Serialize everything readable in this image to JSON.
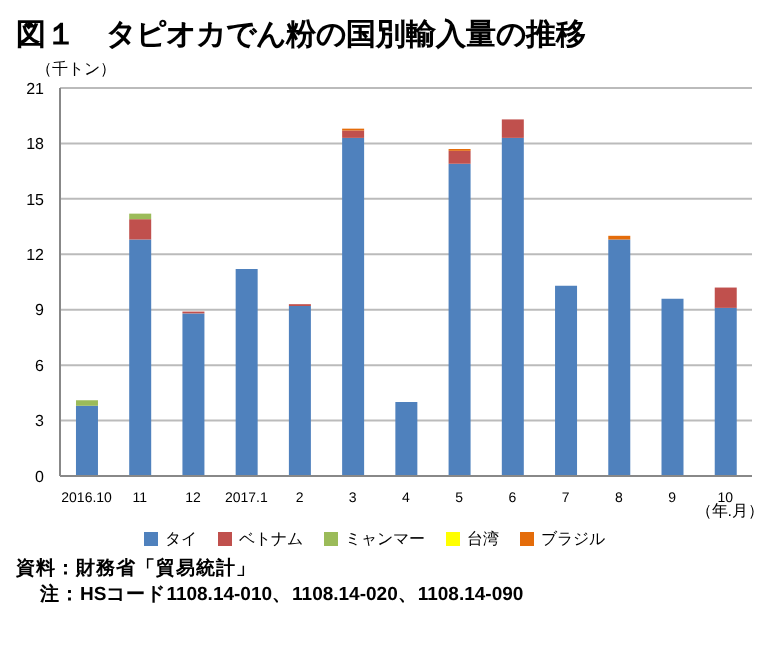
{
  "chart_data": {
    "type": "bar",
    "title": "図１　タピオカでん粉の国別輸入量の推移",
    "ylabel": "（千トン）",
    "xlabel": "（年.月）",
    "stacked": true,
    "grid": "y",
    "legend": "bottom",
    "categories": [
      "2016.10",
      "11",
      "12",
      "2017.1",
      "2",
      "3",
      "4",
      "5",
      "6",
      "7",
      "8",
      "9",
      "10"
    ],
    "series": [
      {
        "name": "タイ",
        "color": "#4f81bd",
        "values": [
          3.8,
          12.8,
          8.8,
          11.2,
          9.2,
          18.3,
          4.0,
          16.9,
          18.3,
          10.3,
          12.8,
          9.6,
          9.1
        ]
      },
      {
        "name": "ベトナム",
        "color": "#c0504d",
        "values": [
          0,
          1.1,
          0.1,
          0,
          0.1,
          0.4,
          0,
          0.7,
          1.0,
          0,
          0,
          0,
          1.1
        ]
      },
      {
        "name": "ミャンマー",
        "color": "#9bbb59",
        "values": [
          0.3,
          0.3,
          0,
          0,
          0,
          0,
          0,
          0,
          0,
          0,
          0,
          0,
          0
        ]
      },
      {
        "name": "台湾",
        "color": "#ffff00",
        "values": [
          0,
          0,
          0,
          0,
          0,
          0,
          0,
          0,
          0,
          0,
          0,
          0,
          0
        ]
      },
      {
        "name": "ブラジル",
        "color": "#e46c0a",
        "values": [
          0,
          0,
          0,
          0,
          0,
          0.1,
          0,
          0.1,
          0,
          0,
          0.2,
          0,
          0
        ]
      }
    ],
    "ylim": [
      0,
      21
    ],
    "yticks": [
      0,
      3,
      6,
      9,
      12,
      15,
      18,
      21
    ],
    "annotations": [
      "資料：財務省「貿易統計」",
      "注：HSコード1108.14-010、1108.14-020、1108.14-090"
    ]
  }
}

━━━━━━━━━━━━━━━━━━━━

Copy all the lines of data exactly as they appear, dropping any images.

Serialize everything readable in this image to JSON.
{
  "chart_data": {
    "type": "bar",
    "title": "図１　タピオカでん粉の国別輸入量の推移",
    "ylabel": "（千トン）",
    "xlabel": "（年.月）",
    "stacked": true,
    "grid": "y",
    "legend": "bottom",
    "categories": [
      "2016.10",
      "11",
      "12",
      "2017.1",
      "2",
      "3",
      "4",
      "5",
      "6",
      "7",
      "8",
      "9",
      "10"
    ],
    "series": [
      {
        "name": "タイ",
        "color": "#4f81bd",
        "values": [
          3.8,
          12.8,
          8.8,
          11.2,
          9.2,
          18.3,
          4.0,
          16.9,
          18.3,
          10.3,
          12.8,
          9.6,
          9.1
        ]
      },
      {
        "name": "ベトナム",
        "color": "#c0504d",
        "values": [
          0,
          1.1,
          0.1,
          0,
          0.1,
          0.4,
          0,
          0.7,
          1.0,
          0,
          0,
          0,
          1.1
        ]
      },
      {
        "name": "ミャンマー",
        "color": "#9bbb59",
        "values": [
          0.3,
          0.3,
          0,
          0,
          0,
          0,
          0,
          0,
          0,
          0,
          0,
          0,
          0
        ]
      },
      {
        "name": "台湾",
        "color": "#ffff00",
        "values": [
          0,
          0,
          0,
          0,
          0,
          0,
          0,
          0,
          0,
          0,
          0,
          0,
          0
        ]
      },
      {
        "name": "ブラジル",
        "color": "#e46c0a",
        "values": [
          0,
          0,
          0,
          0,
          0,
          0.1,
          0,
          0.1,
          0,
          0,
          0.2,
          0,
          0
        ]
      }
    ],
    "ylim": [
      0,
      21
    ],
    "yticks": [
      0,
      3,
      6,
      9,
      12,
      15,
      18,
      21
    ],
    "annotations": [
      "資料：財務省「貿易統計」",
      "注：HSコード1108.14-010、1108.14-020、1108.14-090"
    ]
  }
}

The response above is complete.